> **WHAT YOU WILL DO**
All records are to be retyped faithfully and completely.

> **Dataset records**
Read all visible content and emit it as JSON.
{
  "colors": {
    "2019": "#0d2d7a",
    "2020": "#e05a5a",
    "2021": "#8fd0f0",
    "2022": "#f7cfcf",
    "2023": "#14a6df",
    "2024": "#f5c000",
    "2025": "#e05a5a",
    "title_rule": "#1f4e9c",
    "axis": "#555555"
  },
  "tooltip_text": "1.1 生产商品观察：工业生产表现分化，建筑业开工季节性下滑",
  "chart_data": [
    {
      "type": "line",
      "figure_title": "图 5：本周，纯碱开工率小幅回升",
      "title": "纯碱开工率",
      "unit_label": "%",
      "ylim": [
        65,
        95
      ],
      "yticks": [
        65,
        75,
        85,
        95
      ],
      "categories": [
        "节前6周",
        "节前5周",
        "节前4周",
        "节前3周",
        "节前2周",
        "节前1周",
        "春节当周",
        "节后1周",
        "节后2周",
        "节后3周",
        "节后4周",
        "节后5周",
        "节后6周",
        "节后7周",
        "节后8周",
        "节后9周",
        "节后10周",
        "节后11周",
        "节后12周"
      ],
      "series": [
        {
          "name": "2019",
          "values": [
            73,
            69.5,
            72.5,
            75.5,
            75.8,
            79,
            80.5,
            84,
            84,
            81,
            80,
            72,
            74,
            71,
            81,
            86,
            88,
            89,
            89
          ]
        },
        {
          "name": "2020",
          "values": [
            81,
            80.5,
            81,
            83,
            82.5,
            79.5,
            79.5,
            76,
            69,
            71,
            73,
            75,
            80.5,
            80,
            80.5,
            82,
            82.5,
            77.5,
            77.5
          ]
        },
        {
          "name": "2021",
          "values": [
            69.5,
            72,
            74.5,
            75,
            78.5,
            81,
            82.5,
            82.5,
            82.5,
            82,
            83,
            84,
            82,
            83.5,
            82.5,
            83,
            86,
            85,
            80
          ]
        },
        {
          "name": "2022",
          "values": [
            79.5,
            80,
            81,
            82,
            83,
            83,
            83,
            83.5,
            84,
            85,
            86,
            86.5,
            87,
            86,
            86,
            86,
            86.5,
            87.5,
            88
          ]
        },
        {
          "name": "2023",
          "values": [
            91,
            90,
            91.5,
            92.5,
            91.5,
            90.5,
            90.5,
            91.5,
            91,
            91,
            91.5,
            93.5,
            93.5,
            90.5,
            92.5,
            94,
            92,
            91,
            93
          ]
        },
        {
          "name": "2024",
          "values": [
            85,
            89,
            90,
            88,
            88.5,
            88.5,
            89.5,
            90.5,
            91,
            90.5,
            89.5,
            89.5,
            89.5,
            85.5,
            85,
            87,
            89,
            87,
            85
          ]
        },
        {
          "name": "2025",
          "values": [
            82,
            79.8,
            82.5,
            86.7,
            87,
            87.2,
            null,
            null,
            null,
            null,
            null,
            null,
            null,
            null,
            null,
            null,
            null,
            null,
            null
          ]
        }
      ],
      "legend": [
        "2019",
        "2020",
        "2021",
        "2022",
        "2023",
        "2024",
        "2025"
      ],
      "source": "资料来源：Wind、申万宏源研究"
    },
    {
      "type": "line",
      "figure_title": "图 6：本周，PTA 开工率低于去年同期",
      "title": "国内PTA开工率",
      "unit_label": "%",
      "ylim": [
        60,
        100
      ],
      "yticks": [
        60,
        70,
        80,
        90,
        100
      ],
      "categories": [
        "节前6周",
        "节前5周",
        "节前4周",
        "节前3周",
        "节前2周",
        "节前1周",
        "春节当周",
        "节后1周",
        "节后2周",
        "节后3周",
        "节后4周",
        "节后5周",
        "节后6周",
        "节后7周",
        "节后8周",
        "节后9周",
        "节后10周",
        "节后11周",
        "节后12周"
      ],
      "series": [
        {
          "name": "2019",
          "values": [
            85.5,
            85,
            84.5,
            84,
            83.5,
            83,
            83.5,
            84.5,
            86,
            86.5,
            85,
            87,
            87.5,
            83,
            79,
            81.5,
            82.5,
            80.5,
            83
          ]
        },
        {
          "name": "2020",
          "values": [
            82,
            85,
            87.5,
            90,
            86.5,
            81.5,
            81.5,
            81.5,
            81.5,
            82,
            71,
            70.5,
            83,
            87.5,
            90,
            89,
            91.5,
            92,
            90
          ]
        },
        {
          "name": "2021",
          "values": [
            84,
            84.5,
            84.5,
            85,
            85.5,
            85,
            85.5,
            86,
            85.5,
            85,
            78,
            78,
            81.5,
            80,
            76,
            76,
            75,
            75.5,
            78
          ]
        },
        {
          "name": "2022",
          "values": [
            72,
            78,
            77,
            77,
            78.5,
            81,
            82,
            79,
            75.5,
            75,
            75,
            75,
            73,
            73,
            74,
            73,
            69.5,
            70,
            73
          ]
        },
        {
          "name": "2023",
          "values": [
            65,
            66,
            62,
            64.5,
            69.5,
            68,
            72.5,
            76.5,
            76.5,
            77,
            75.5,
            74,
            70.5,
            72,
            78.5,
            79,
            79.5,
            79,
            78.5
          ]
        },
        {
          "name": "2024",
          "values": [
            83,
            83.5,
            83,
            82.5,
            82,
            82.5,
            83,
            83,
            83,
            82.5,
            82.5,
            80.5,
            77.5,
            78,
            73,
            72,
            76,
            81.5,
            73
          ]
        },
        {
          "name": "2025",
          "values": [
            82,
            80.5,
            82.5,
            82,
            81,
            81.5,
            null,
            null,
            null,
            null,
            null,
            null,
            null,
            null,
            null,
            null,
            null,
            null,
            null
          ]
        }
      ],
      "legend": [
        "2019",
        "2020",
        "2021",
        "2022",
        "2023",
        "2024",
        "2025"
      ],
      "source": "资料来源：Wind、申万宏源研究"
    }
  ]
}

> **COMPLETE RESPONSE**
Read all visible content and emit it as JSON.
{
  "colors": {
    "2019": "#0d2d7a",
    "2020": "#e05a5a",
    "2021": "#8fd0f0",
    "2022": "#f7cfcf",
    "2023": "#14a6df",
    "2024": "#f5c000",
    "2025": "#e05a5a",
    "title_rule": "#1f4e9c",
    "axis": "#555555"
  },
  "tooltip_text": "1.1 生产商品观察：工业生产表现分化，建筑业开工季节性下滑",
  "chart_data": [
    {
      "type": "line",
      "figure_title": "图 5：本周，纯碱开工率小幅回升",
      "title": "纯碱开工率",
      "unit_label": "%",
      "ylim": [
        65,
        95
      ],
      "yticks": [
        65,
        75,
        85,
        95
      ],
      "categories": [
        "节前6周",
        "节前5周",
        "节前4周",
        "节前3周",
        "节前2周",
        "节前1周",
        "春节当周",
        "节后1周",
        "节后2周",
        "节后3周",
        "节后4周",
        "节后5周",
        "节后6周",
        "节后7周",
        "节后8周",
        "节后9周",
        "节后10周",
        "节后11周",
        "节后12周"
      ],
      "series": [
        {
          "name": "2019",
          "values": [
            73,
            69.5,
            72.5,
            75.5,
            75.8,
            79,
            80.5,
            84,
            84,
            81,
            80,
            72,
            74,
            71,
            81,
            86,
            88,
            89,
            89
          ]
        },
        {
          "name": "2020",
          "values": [
            81,
            80.5,
            81,
            83,
            82.5,
            79.5,
            79.5,
            76,
            69,
            71,
            73,
            75,
            80.5,
            80,
            80.5,
            82,
            82.5,
            77.5,
            77.5
          ]
        },
        {
          "name": "2021",
          "values": [
            69.5,
            72,
            74.5,
            75,
            78.5,
            81,
            82.5,
            82.5,
            82.5,
            82,
            83,
            84,
            82,
            83.5,
            82.5,
            83,
            86,
            85,
            80
          ]
        },
        {
          "name": "2022",
          "values": [
            79.5,
            80,
            81,
            82,
            83,
            83,
            83,
            83.5,
            84,
            85,
            86,
            86.5,
            87,
            86,
            86,
            86,
            86.5,
            87.5,
            88
          ]
        },
        {
          "name": "2023",
          "values": [
            91,
            90,
            91.5,
            92.5,
            91.5,
            90.5,
            90.5,
            91.5,
            91,
            91,
            91.5,
            93.5,
            93.5,
            90.5,
            92.5,
            94,
            92,
            91,
            93
          ]
        },
        {
          "name": "2024",
          "values": [
            85,
            89,
            90,
            88,
            88.5,
            88.5,
            89.5,
            90.5,
            91,
            90.5,
            89.5,
            89.5,
            89.5,
            85.5,
            85,
            87,
            89,
            87,
            85
          ]
        },
        {
          "name": "2025",
          "values": [
            82,
            79.8,
            82.5,
            86.7,
            87,
            87.2,
            null,
            null,
            null,
            null,
            null,
            null,
            null,
            null,
            null,
            null,
            null,
            null,
            null
          ]
        }
      ],
      "legend": [
        "2019",
        "2020",
        "2021",
        "2022",
        "2023",
        "2024",
        "2025"
      ],
      "source": "资料来源：Wind、申万宏源研究"
    },
    {
      "type": "line",
      "figure_title": "图 6：本周，PTA 开工率低于去年同期",
      "title": "国内PTA开工率",
      "unit_label": "%",
      "ylim": [
        60,
        100
      ],
      "yticks": [
        60,
        70,
        80,
        90,
        100
      ],
      "categories": [
        "节前6周",
        "节前5周",
        "节前4周",
        "节前3周",
        "节前2周",
        "节前1周",
        "春节当周",
        "节后1周",
        "节后2周",
        "节后3周",
        "节后4周",
        "节后5周",
        "节后6周",
        "节后7周",
        "节后8周",
        "节后9周",
        "节后10周",
        "节后11周",
        "节后12周"
      ],
      "series": [
        {
          "name": "2019",
          "values": [
            85.5,
            85,
            84.5,
            84,
            83.5,
            83,
            83.5,
            84.5,
            86,
            86.5,
            85,
            87,
            87.5,
            83,
            79,
            81.5,
            82.5,
            80.5,
            83
          ]
        },
        {
          "name": "2020",
          "values": [
            82,
            85,
            87.5,
            90,
            86.5,
            81.5,
            81.5,
            81.5,
            81.5,
            82,
            71,
            70.5,
            83,
            87.5,
            90,
            89,
            91.5,
            92,
            90
          ]
        },
        {
          "name": "2021",
          "values": [
            84,
            84.5,
            84.5,
            85,
            85.5,
            85,
            85.5,
            86,
            85.5,
            85,
            78,
            78,
            81.5,
            80,
            76,
            76,
            75,
            75.5,
            78
          ]
        },
        {
          "name": "2022",
          "values": [
            72,
            78,
            77,
            77,
            78.5,
            81,
            82,
            79,
            75.5,
            75,
            75,
            75,
            73,
            73,
            74,
            73,
            69.5,
            70,
            73
          ]
        },
        {
          "name": "2023",
          "values": [
            65,
            66,
            62,
            64.5,
            69.5,
            68,
            72.5,
            76.5,
            76.5,
            77,
            75.5,
            74,
            70.5,
            72,
            78.5,
            79,
            79.5,
            79,
            78.5
          ]
        },
        {
          "name": "2024",
          "values": [
            83,
            83.5,
            83,
            82.5,
            82,
            82.5,
            83,
            83,
            83,
            82.5,
            82.5,
            80.5,
            77.5,
            78,
            73,
            72,
            76,
            81.5,
            73
          ]
        },
        {
          "name": "2025",
          "values": [
            82,
            80.5,
            82.5,
            82,
            81,
            81.5,
            null,
            null,
            null,
            null,
            null,
            null,
            null,
            null,
            null,
            null,
            null,
            null,
            null
          ]
        }
      ],
      "legend": [
        "2019",
        "2020",
        "2021",
        "2022",
        "2023",
        "2024",
        "2025"
      ],
      "source": "资料来源：Wind、申万宏源研究"
    }
  ]
}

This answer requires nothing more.